> [Exercise description] Every line of the material that follows must be printed again exactly.

** start of Task material **

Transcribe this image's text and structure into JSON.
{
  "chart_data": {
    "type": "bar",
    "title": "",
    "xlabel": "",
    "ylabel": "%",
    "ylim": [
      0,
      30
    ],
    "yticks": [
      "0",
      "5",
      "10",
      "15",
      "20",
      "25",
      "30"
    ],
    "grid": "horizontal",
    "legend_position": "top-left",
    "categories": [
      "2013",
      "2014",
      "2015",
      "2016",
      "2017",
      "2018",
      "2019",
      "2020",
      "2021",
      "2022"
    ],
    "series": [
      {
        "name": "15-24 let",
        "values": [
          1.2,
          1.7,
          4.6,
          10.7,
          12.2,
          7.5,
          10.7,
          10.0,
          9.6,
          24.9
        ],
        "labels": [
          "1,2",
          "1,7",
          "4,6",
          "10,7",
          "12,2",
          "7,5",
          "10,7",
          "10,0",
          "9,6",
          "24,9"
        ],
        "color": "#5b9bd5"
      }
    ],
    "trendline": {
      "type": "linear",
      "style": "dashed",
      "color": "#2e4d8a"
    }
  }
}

** end of Task material **

> [The completed task]
Transcribe this image's text and structure into JSON.
{
  "chart_data": {
    "type": "bar",
    "title": "",
    "xlabel": "",
    "ylabel": "%",
    "ylim": [
      0,
      30
    ],
    "yticks": [
      "0",
      "5",
      "10",
      "15",
      "20",
      "25",
      "30"
    ],
    "grid": "horizontal",
    "legend_position": "top-left",
    "categories": [
      "2013",
      "2014",
      "2015",
      "2016",
      "2017",
      "2018",
      "2019",
      "2020",
      "2021",
      "2022"
    ],
    "series": [
      {
        "name": "15-24 let",
        "values": [
          1.2,
          1.7,
          4.6,
          10.7,
          12.2,
          7.5,
          10.7,
          10.0,
          9.6,
          24.9
        ],
        "labels": [
          "1,2",
          "1,7",
          "4,6",
          "10,7",
          "12,2",
          "7,5",
          "10,7",
          "10,0",
          "9,6",
          "24,9"
        ],
        "color": "#5b9bd5"
      }
    ],
    "trendline": {
      "type": "linear",
      "style": "dashed",
      "color": "#2e4d8a"
    }
  }
}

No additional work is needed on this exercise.